* **Exercise requirements**: Every line below is to be quoted exactly, with nothing added or dropped.

[Items from a dataset]
## BEGIN
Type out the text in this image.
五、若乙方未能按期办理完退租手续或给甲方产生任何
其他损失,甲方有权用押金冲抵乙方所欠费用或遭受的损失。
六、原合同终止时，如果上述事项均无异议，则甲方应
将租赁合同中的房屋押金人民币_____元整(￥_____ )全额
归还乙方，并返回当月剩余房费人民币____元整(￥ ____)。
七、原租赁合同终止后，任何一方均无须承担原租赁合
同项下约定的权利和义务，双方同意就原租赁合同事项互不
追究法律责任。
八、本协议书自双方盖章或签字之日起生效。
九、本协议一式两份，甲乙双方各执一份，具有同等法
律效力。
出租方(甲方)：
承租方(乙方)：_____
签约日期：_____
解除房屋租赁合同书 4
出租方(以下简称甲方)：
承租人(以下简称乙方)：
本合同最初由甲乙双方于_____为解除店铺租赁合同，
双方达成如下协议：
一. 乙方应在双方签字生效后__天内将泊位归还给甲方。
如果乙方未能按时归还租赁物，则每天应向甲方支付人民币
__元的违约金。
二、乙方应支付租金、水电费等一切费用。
## END
* **Answer to this task**:
Type out the text in this image.
五、若乙方未能按期办理完退租手续或给甲方产生任何
其他损失,甲方有权用押金冲抵乙方所欠费用或遭受的损失。
六、原合同终止时，如果上述事项均无异议，则甲方应
将租赁合同中的房屋押金人民币_____元整(￥_____ )全额
归还乙方，并返回当月剩余房费人民币____元整(￥ ____)。
七、原租赁合同终止后，任何一方均无须承担原租赁合
同项下约定的权利和义务，双方同意就原租赁合同事项互不
追究法律责任。
八、本协议书自双方盖章或签字之日起生效。
九、本协议一式两份，甲乙双方各执一份，具有同等法
律效力。
出租方(甲方)：
承租方(乙方)：_____
签约日期：_____
解除房屋租赁合同书 4
出租方(以下简称甲方)：
承租人(以下简称乙方)：
本合同最初由甲乙双方于_____为解除店铺租赁合同，
双方达成如下协议：
一. 乙方应在双方签字生效后__天内将泊位归还给甲方。
如果乙方未能按时归还租赁物，则每天应向甲方支付人民币
__元的违约金。
二、乙方应支付租金、水电费等一切费用。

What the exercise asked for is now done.